Source data
►

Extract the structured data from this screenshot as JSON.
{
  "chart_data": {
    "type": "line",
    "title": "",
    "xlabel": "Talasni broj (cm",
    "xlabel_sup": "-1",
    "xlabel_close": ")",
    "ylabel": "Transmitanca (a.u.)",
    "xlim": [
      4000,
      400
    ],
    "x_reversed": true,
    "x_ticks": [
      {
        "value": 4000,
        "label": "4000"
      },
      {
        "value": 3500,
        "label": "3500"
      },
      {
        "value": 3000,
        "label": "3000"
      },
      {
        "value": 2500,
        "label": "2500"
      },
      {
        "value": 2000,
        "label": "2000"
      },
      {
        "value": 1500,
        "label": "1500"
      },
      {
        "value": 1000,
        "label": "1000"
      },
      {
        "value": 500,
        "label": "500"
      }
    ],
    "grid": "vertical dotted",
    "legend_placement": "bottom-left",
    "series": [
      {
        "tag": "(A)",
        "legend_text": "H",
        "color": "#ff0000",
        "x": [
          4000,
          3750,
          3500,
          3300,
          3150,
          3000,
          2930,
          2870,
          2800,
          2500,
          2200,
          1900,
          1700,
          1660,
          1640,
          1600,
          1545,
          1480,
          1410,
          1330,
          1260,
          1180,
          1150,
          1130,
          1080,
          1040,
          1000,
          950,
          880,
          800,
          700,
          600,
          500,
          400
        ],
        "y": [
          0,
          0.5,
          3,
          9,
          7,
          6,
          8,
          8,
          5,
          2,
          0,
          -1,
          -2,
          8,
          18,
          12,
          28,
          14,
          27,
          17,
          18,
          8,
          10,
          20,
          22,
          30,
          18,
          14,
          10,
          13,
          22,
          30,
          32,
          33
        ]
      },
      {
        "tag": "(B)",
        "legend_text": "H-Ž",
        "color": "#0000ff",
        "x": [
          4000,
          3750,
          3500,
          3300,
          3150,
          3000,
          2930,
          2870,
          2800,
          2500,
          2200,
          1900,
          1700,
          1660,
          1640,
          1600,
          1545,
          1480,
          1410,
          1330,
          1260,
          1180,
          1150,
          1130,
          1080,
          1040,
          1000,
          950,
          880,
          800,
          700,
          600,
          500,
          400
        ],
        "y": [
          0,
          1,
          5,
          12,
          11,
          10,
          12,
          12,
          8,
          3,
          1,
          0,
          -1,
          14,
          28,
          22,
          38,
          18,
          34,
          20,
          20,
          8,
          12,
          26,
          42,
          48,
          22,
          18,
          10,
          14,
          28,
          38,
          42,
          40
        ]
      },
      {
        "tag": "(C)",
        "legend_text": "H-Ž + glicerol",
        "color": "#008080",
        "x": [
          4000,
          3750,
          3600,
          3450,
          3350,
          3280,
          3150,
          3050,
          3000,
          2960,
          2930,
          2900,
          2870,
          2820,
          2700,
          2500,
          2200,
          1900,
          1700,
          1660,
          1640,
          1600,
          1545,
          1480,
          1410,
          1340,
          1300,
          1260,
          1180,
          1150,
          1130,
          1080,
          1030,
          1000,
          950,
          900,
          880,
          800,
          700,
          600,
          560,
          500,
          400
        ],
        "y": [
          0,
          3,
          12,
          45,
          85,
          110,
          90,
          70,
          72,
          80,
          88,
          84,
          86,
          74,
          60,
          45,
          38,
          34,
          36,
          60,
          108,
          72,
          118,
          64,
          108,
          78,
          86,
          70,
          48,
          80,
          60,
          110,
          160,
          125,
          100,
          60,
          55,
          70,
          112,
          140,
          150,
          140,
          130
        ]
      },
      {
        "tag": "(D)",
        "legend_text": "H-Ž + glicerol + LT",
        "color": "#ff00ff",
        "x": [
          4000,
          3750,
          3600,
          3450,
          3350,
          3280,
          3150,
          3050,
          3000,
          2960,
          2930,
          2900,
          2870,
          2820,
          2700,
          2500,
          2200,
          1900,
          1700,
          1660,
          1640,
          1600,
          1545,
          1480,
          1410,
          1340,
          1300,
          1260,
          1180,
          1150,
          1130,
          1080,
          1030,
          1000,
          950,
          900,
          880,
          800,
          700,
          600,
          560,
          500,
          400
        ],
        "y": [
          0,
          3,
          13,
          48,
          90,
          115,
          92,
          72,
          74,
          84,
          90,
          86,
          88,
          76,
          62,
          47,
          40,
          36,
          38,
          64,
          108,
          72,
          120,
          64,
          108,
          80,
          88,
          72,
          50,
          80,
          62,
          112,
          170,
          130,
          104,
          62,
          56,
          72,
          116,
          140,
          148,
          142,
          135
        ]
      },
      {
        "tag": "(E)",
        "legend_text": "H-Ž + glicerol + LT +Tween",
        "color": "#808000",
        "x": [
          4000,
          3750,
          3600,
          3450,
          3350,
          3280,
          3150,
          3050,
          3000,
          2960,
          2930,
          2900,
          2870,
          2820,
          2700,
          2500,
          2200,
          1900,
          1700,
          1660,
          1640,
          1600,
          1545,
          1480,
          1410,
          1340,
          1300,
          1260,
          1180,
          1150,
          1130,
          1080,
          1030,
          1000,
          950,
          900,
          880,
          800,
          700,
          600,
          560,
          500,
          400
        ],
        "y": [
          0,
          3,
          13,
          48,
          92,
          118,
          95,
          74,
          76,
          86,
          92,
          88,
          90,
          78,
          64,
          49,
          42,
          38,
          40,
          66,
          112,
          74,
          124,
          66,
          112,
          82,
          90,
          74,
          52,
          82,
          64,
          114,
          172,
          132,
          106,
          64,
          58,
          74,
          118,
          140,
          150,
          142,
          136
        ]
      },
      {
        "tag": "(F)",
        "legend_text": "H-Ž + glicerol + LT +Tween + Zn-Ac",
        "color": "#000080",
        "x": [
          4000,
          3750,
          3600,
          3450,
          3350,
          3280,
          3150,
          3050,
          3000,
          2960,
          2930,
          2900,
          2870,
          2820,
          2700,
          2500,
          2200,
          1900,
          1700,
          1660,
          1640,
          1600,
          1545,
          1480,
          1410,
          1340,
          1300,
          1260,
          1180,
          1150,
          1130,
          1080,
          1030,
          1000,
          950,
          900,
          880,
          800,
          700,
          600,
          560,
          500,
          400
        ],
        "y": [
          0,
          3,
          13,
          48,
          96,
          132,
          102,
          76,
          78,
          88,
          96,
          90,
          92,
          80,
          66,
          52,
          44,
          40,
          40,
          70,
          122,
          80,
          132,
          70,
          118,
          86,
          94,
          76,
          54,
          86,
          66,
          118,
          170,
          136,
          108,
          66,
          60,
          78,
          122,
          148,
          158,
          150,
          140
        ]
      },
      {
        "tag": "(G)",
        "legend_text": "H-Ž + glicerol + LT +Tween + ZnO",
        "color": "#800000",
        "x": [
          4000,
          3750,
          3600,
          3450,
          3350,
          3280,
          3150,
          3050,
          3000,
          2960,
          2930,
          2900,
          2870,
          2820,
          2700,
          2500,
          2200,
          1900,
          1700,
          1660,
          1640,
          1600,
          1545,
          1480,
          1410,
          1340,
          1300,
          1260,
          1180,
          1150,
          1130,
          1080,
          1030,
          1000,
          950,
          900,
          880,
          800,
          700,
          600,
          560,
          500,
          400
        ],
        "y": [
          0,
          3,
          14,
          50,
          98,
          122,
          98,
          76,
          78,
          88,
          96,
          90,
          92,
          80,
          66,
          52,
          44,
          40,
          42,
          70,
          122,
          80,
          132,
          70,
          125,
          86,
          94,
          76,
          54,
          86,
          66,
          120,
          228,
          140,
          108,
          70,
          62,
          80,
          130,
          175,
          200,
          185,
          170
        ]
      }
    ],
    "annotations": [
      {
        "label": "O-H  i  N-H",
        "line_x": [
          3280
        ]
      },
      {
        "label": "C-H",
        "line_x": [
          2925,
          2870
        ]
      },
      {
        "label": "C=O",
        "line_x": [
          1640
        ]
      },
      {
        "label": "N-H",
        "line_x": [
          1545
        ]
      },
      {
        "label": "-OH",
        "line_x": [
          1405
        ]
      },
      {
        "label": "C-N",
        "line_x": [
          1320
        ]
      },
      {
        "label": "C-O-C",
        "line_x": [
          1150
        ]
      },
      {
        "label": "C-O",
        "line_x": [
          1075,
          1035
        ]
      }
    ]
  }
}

◄

WHAT THIS TASK INVOLVES. Locate each line containing the string "value" and show it.

CORRECT RESULT.
        "value": 4000,
        "value": 3500,
        "value": 3000,
        "value": 2500,
        "value": 2000,
        "value": 1500,
        "value": 1000,
        "value": 500,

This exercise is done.